[Dataset excerpts]
-------
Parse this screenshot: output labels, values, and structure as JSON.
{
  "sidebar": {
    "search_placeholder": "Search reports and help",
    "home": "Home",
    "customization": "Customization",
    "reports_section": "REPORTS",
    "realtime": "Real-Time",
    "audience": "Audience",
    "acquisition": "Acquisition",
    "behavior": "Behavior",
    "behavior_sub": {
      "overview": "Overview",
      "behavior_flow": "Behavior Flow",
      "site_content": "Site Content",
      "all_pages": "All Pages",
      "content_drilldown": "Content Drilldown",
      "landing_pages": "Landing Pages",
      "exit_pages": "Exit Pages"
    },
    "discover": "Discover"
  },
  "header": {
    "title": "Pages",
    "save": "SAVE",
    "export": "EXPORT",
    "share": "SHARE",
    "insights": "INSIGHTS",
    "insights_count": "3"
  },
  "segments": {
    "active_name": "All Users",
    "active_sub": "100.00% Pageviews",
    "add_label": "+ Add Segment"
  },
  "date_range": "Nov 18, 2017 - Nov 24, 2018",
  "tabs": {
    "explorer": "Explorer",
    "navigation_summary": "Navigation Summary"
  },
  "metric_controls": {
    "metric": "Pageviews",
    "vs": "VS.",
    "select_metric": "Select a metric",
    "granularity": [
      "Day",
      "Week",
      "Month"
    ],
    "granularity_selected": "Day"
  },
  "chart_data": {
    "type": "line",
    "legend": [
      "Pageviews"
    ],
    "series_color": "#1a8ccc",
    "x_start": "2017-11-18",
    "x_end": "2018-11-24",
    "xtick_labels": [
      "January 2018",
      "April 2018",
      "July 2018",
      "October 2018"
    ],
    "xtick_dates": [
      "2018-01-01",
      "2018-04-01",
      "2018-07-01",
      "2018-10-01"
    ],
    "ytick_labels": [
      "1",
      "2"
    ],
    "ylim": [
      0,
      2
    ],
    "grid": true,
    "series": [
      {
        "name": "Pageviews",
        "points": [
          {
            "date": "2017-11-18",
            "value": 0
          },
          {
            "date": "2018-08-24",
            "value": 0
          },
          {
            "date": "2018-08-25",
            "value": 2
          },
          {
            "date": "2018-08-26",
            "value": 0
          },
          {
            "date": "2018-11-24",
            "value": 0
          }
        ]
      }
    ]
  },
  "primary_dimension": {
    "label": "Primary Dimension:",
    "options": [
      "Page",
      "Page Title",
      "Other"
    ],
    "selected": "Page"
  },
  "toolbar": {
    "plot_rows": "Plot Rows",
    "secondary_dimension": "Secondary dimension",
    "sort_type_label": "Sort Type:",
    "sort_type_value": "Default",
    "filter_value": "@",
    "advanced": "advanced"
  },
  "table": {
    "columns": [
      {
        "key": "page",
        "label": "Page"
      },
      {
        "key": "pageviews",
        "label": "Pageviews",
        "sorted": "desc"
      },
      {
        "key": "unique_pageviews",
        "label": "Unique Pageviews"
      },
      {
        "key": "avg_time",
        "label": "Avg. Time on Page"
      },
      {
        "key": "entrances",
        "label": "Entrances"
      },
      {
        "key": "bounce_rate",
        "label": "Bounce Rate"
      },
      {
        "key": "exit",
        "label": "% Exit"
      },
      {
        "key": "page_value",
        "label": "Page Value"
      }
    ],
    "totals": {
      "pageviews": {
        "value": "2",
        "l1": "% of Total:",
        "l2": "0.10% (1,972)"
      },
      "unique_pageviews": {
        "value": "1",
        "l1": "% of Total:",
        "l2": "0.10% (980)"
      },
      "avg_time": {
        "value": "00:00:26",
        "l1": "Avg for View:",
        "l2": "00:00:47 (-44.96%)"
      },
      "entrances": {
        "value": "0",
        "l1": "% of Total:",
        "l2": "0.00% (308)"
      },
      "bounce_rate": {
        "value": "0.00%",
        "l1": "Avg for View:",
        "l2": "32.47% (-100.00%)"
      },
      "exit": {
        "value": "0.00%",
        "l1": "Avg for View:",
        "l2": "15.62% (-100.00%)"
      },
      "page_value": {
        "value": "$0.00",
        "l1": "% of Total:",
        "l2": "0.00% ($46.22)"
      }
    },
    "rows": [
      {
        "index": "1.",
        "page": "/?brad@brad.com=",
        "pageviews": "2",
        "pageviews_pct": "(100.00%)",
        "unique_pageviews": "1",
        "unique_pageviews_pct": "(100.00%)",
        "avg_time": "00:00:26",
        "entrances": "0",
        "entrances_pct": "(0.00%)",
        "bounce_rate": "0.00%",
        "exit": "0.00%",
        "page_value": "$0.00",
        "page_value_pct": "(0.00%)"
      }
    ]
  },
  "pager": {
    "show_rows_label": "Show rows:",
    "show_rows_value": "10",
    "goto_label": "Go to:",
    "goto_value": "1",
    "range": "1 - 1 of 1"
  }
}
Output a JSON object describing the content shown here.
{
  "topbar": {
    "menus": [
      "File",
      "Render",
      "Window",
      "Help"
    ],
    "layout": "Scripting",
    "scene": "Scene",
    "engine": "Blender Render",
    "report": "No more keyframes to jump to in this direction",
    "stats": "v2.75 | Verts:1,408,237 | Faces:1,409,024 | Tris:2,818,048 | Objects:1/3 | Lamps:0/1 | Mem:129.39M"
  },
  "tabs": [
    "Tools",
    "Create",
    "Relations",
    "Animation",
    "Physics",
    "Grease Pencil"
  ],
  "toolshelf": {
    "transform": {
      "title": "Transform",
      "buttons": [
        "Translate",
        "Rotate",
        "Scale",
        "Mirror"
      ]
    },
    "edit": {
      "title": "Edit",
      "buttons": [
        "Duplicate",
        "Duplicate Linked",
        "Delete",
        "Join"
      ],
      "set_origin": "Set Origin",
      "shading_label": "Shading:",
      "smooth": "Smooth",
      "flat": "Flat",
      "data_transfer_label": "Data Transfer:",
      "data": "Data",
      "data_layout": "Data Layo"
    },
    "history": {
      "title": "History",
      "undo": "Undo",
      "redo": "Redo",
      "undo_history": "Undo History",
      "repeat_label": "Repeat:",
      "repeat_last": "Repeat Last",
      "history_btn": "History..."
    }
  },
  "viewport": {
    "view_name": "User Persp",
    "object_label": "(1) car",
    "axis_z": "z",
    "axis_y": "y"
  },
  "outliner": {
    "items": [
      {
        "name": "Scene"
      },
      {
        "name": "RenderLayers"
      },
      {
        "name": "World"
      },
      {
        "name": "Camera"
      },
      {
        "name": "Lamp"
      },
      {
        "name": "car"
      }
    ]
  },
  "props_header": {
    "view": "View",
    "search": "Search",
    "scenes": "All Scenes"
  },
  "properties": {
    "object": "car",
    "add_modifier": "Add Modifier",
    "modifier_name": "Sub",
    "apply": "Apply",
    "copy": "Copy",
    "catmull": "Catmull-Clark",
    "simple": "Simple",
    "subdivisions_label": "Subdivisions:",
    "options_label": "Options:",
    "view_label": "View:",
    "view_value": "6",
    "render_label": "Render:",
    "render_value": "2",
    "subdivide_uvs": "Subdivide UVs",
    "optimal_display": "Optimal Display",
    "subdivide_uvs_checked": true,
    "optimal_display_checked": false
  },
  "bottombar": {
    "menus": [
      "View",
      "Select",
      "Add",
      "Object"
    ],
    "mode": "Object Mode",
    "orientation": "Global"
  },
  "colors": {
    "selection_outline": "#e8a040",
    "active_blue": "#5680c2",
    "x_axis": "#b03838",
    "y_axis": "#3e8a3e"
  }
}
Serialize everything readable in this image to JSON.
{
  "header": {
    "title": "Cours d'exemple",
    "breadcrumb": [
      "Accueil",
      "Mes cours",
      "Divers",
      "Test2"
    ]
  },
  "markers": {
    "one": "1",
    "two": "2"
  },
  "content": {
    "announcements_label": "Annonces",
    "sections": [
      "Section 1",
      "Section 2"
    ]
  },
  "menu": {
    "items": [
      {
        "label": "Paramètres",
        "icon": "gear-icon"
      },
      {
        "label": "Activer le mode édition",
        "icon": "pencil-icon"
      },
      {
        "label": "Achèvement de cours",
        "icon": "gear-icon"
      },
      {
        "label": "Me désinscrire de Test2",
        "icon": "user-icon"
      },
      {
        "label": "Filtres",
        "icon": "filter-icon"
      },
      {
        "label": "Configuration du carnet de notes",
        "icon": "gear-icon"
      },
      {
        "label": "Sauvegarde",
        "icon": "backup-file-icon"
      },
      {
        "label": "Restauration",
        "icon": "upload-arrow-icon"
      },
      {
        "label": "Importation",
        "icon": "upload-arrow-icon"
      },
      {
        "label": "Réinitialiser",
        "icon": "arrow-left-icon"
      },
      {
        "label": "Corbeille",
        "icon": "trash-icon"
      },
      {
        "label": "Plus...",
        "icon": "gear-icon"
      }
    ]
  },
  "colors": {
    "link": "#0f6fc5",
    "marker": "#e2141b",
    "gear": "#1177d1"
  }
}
-------
Go through the records and gather the lines that hold "mode".

FULL SOLUTION:
    "mode": "Object Mode",
        "label": "Activer le mode édition",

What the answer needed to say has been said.